Stored items from a collection
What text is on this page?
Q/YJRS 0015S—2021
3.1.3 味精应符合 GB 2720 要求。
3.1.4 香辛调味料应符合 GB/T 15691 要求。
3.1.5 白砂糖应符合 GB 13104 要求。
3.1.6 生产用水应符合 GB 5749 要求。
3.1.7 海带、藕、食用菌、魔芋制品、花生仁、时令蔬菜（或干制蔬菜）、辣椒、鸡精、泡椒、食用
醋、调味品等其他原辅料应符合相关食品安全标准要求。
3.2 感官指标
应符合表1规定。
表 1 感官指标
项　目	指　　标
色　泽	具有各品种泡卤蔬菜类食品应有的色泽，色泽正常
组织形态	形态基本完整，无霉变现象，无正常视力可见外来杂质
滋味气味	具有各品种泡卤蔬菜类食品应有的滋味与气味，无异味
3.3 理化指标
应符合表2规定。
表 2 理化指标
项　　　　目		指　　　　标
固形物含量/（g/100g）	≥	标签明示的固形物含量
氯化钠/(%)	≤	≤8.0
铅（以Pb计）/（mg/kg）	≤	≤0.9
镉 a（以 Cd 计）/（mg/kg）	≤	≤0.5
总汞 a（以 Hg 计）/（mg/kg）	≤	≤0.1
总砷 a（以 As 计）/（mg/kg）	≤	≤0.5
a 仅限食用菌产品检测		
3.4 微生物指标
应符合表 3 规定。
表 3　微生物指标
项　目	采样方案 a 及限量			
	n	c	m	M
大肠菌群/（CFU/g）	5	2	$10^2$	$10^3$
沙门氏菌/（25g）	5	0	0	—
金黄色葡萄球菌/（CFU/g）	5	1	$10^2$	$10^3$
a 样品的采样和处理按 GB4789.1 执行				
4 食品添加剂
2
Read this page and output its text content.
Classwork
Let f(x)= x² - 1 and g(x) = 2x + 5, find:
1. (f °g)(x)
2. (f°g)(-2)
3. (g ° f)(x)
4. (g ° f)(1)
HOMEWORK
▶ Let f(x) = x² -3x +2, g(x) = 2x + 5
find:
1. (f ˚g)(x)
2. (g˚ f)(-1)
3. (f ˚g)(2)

==

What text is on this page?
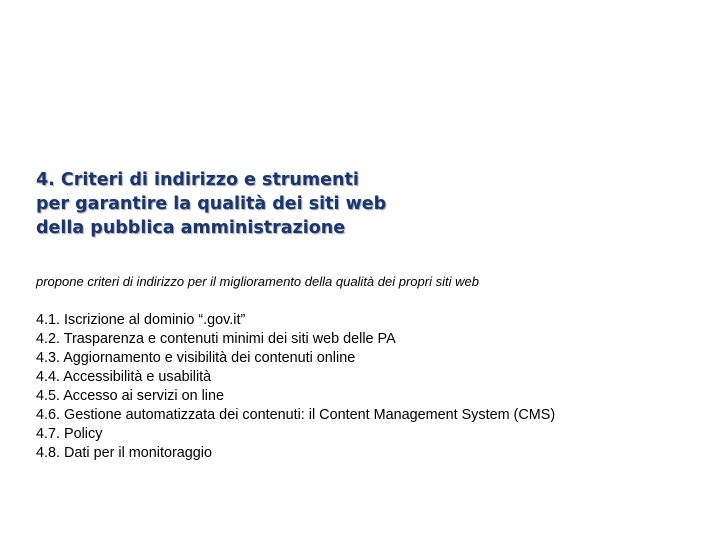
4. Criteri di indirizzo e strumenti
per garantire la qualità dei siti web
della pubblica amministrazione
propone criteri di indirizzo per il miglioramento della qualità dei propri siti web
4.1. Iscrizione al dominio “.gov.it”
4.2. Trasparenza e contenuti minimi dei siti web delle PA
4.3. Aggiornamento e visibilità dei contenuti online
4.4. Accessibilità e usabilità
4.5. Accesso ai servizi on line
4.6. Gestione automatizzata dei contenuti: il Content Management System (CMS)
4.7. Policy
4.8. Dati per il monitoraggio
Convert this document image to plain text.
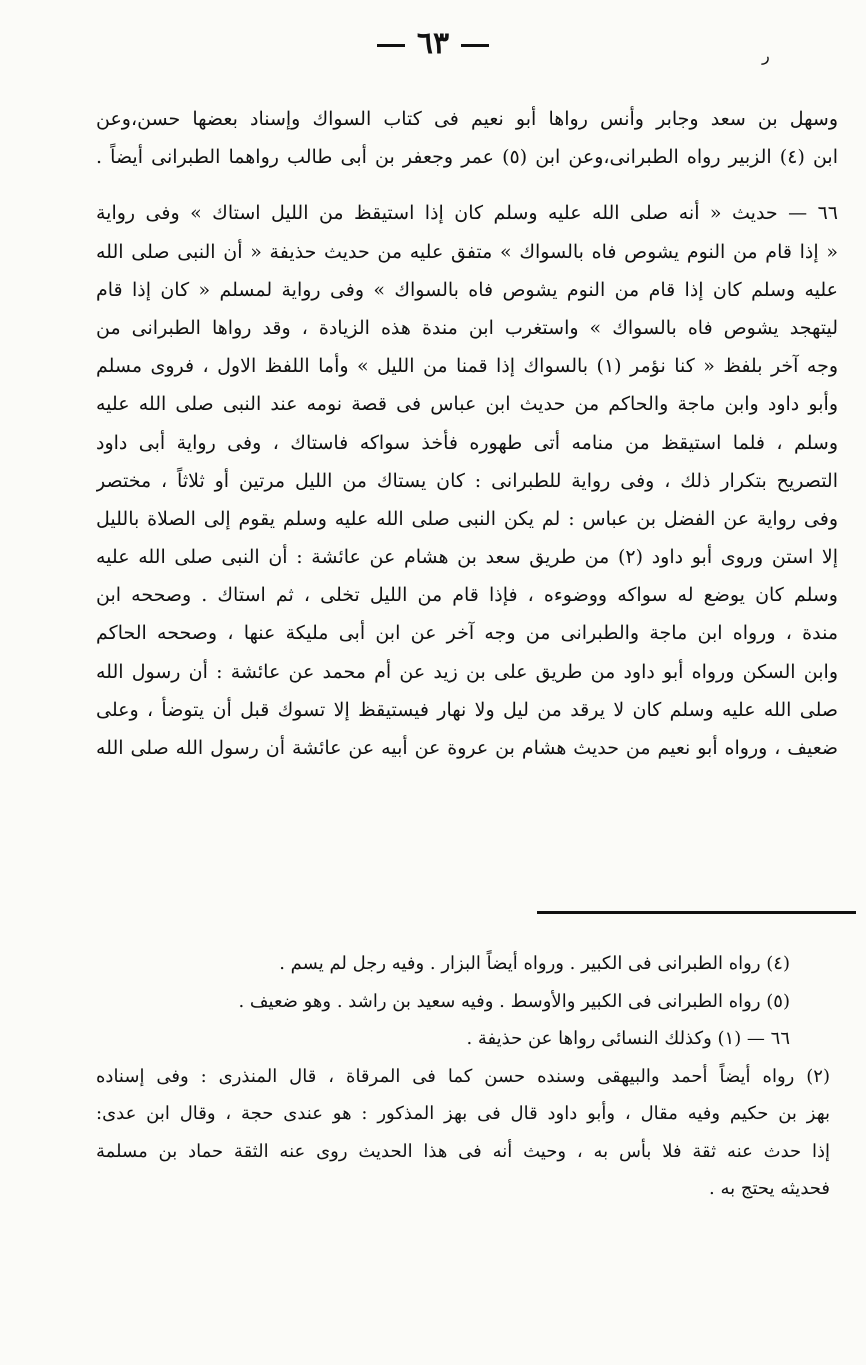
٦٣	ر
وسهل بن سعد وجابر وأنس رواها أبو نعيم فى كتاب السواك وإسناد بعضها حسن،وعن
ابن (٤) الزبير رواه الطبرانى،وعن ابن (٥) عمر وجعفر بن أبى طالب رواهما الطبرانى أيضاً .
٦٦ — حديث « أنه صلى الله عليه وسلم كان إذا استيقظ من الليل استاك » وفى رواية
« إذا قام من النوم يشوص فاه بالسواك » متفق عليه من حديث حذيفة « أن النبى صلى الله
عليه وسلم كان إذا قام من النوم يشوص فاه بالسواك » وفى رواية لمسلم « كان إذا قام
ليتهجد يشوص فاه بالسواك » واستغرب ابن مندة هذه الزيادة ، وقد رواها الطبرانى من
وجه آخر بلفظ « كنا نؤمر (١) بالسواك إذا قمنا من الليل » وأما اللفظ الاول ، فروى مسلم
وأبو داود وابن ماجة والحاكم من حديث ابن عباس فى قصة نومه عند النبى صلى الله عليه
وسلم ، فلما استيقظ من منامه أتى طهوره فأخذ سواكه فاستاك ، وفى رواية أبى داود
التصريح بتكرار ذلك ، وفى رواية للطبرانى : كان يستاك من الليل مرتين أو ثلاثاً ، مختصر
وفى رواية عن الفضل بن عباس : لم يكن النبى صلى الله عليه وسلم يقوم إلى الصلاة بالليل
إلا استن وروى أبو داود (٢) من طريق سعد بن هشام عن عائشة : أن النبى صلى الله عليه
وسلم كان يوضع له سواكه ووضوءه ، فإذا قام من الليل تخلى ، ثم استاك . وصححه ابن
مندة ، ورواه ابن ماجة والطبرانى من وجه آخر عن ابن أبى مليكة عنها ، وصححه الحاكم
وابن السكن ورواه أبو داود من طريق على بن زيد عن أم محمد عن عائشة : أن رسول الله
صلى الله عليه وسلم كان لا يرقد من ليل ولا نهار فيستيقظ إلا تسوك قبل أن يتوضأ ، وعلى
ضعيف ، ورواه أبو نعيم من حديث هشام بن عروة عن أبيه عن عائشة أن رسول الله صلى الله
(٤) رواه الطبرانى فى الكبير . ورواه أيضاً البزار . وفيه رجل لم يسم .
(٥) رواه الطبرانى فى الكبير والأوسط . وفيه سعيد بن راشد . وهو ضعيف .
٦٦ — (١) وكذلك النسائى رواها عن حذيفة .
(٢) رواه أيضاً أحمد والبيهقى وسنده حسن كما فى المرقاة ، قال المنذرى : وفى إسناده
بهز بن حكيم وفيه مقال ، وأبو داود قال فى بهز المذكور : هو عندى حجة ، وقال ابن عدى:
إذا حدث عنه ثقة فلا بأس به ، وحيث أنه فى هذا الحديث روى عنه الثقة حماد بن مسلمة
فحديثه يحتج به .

* * *

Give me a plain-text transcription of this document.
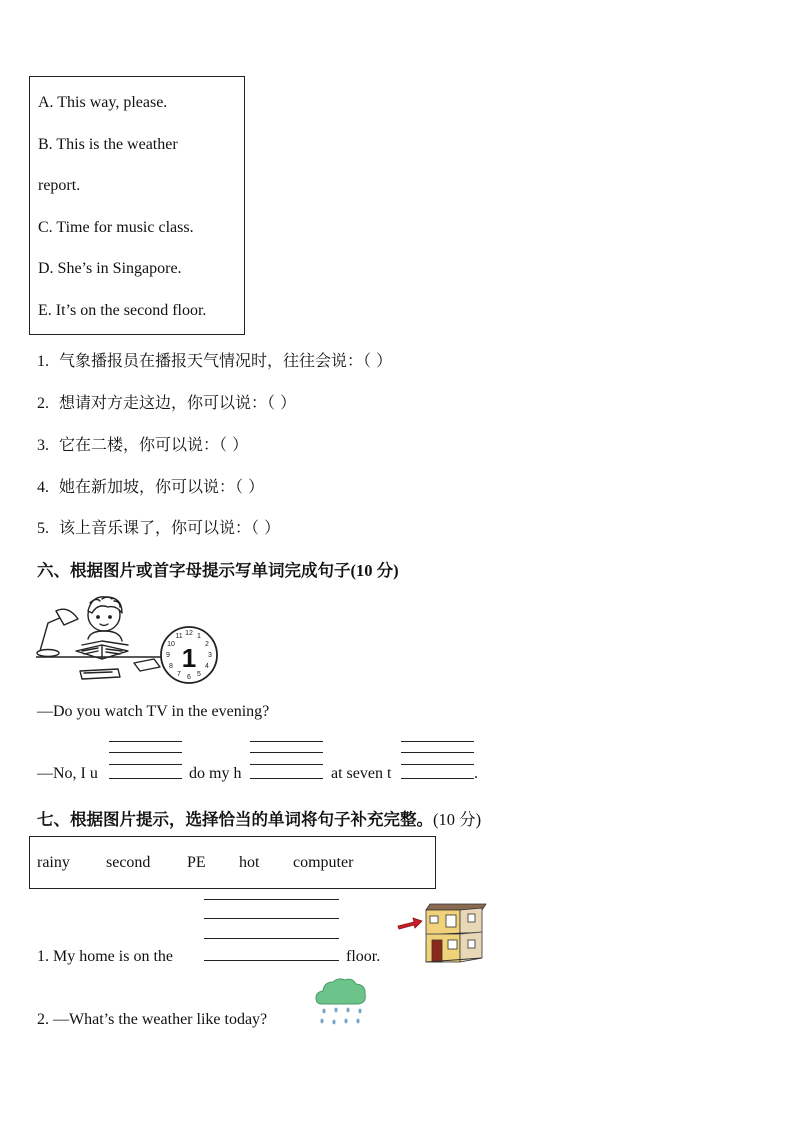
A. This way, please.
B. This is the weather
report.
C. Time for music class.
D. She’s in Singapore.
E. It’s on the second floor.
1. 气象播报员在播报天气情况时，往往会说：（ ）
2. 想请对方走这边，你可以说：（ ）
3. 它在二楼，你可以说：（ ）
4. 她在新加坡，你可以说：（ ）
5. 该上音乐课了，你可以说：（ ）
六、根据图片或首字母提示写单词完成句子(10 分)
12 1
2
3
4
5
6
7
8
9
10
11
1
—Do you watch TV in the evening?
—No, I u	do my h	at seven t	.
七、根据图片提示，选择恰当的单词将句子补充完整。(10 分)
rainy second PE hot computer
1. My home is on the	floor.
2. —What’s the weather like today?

--- Exercise objective ---
Look through the listing and extract every line with "مندة" in it.

--- Output for this exercise ---
ليتهجد يشوص فاه بالسواك » واستغرب ابن مندة هذه الزيادة ، وقد رواها الطبرانى من
مندة ، ورواه ابن ماجة والطبرانى من وجه آخر عن ابن أبى مليكة عنها ، وصححه الحاكم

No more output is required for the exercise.